Dataset rows
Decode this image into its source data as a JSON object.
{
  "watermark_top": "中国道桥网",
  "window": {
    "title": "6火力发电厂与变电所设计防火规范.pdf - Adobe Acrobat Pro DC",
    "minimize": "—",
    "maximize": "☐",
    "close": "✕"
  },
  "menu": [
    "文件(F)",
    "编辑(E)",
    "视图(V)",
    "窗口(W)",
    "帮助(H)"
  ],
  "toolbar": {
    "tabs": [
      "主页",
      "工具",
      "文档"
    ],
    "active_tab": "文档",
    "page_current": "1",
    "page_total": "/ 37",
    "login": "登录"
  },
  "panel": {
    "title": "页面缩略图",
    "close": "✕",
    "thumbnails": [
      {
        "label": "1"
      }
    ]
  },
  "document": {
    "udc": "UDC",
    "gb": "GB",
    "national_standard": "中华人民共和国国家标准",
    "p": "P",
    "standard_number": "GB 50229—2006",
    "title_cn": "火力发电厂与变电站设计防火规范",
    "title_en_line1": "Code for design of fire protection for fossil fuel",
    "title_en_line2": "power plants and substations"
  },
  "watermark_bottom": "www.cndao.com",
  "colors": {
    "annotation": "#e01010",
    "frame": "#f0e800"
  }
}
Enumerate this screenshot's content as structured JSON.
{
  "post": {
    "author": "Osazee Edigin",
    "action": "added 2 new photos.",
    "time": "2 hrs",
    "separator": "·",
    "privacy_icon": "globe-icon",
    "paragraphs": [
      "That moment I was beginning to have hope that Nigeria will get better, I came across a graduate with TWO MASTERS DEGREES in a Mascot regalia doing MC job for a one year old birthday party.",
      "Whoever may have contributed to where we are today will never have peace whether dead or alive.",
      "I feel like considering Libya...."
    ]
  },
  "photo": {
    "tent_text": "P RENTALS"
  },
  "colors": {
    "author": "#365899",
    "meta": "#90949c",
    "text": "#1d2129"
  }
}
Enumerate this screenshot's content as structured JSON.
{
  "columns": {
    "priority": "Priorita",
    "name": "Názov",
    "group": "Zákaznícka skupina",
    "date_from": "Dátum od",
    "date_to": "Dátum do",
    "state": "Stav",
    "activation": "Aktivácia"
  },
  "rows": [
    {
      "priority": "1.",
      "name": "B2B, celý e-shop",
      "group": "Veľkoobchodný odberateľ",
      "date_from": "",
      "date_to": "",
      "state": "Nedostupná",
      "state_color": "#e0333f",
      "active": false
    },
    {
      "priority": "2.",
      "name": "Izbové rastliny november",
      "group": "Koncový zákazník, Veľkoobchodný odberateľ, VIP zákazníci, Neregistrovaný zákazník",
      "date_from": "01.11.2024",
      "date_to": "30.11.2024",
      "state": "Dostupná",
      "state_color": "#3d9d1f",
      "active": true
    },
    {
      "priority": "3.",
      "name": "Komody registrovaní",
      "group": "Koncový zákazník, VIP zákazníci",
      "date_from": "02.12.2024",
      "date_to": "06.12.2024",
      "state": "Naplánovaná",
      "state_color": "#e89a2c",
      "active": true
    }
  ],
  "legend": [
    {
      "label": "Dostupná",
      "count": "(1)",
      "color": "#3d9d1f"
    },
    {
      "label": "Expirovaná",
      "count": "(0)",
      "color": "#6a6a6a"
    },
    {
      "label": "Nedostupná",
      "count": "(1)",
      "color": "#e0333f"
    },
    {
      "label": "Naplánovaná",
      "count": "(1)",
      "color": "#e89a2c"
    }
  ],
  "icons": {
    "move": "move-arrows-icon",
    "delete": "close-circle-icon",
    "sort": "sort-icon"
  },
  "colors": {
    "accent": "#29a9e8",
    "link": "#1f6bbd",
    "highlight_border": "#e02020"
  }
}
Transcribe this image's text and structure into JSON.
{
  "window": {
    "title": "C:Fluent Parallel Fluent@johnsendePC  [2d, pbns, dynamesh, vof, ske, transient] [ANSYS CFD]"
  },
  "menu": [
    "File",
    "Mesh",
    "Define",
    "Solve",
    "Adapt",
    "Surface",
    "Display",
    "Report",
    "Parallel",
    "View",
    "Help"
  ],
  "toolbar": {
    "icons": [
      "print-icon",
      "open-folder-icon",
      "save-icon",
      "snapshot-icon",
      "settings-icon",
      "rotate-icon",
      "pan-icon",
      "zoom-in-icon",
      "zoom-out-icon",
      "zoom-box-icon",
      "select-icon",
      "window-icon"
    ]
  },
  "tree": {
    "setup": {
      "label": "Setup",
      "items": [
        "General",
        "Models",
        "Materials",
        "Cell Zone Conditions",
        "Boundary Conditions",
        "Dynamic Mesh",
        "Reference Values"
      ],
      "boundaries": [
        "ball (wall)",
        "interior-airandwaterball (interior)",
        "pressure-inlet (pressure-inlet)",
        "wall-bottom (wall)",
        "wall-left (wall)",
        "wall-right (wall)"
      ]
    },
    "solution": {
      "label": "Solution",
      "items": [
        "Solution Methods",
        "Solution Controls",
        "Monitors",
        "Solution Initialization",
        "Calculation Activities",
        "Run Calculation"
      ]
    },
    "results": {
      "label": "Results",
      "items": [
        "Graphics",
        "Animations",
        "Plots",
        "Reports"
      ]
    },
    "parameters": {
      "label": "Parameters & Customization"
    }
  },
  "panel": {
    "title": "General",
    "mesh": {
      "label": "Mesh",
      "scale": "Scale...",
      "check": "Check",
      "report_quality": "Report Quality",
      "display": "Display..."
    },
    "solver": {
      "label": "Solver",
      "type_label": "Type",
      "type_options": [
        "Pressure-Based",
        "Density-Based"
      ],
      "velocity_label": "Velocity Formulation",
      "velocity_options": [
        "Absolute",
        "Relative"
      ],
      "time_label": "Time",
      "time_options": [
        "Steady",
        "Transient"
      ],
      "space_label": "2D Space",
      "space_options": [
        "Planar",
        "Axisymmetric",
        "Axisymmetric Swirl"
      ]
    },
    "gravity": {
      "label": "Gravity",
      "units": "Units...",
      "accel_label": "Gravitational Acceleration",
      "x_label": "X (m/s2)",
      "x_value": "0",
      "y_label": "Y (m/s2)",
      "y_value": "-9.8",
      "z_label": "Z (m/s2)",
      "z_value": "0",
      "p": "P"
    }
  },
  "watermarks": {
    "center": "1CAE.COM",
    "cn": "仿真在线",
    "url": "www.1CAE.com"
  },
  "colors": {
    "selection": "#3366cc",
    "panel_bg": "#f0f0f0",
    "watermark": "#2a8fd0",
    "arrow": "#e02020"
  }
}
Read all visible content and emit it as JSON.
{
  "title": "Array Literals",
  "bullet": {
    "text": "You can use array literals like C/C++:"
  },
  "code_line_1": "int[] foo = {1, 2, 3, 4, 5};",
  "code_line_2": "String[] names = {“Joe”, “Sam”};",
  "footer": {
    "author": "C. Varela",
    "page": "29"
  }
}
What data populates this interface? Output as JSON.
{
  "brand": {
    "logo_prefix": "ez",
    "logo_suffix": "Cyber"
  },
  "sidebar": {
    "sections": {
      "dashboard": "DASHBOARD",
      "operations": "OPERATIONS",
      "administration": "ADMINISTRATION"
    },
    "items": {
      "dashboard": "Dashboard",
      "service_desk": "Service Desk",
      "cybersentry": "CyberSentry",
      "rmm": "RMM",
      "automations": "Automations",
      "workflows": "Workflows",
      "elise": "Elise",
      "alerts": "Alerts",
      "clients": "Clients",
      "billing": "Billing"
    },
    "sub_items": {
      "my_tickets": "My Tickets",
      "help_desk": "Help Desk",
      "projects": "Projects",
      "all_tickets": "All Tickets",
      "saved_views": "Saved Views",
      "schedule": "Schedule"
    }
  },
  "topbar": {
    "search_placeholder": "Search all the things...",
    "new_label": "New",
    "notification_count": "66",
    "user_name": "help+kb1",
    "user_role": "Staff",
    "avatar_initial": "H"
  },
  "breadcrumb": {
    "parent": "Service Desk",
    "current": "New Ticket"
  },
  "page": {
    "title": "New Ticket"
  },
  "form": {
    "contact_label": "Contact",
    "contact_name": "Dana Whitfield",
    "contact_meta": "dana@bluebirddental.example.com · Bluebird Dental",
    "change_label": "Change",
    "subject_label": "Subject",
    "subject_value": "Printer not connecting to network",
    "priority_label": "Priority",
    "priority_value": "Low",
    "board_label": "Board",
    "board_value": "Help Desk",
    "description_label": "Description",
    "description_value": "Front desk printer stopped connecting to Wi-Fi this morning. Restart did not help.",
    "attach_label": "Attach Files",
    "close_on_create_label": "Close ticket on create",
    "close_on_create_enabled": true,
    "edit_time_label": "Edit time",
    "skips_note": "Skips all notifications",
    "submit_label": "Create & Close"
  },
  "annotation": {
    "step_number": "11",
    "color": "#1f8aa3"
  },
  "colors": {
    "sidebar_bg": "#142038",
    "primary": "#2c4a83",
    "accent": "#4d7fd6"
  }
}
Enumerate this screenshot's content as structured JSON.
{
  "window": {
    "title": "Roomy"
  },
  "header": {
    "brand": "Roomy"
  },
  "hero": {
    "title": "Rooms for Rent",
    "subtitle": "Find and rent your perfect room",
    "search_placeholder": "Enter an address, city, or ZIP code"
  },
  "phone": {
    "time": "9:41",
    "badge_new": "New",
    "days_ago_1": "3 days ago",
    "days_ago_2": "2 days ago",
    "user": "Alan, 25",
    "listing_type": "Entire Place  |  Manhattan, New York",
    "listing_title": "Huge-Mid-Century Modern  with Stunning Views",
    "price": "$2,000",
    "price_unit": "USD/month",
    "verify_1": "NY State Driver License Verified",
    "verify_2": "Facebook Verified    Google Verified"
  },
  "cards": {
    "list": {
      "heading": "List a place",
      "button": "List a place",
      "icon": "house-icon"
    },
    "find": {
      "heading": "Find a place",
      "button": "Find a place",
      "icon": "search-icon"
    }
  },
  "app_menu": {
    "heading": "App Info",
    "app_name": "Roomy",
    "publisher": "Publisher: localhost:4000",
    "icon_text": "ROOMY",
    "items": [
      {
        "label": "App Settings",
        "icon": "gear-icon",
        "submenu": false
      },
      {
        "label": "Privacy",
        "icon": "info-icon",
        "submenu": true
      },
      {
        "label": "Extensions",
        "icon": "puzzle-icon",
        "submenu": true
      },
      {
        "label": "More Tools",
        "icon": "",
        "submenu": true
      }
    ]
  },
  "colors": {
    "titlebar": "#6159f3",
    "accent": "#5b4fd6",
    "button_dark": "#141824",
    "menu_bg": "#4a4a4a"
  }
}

Problem to work on ::
Search the records for the word "Parallel", then list every line that has it.

Solution to this exercise ::
    "title": "C:Fluent Parallel Fluent@johnsendePC  [2d, pbns, dynamesh, vof, ske, transient] [ANSYS CFD]"
    "Parallel",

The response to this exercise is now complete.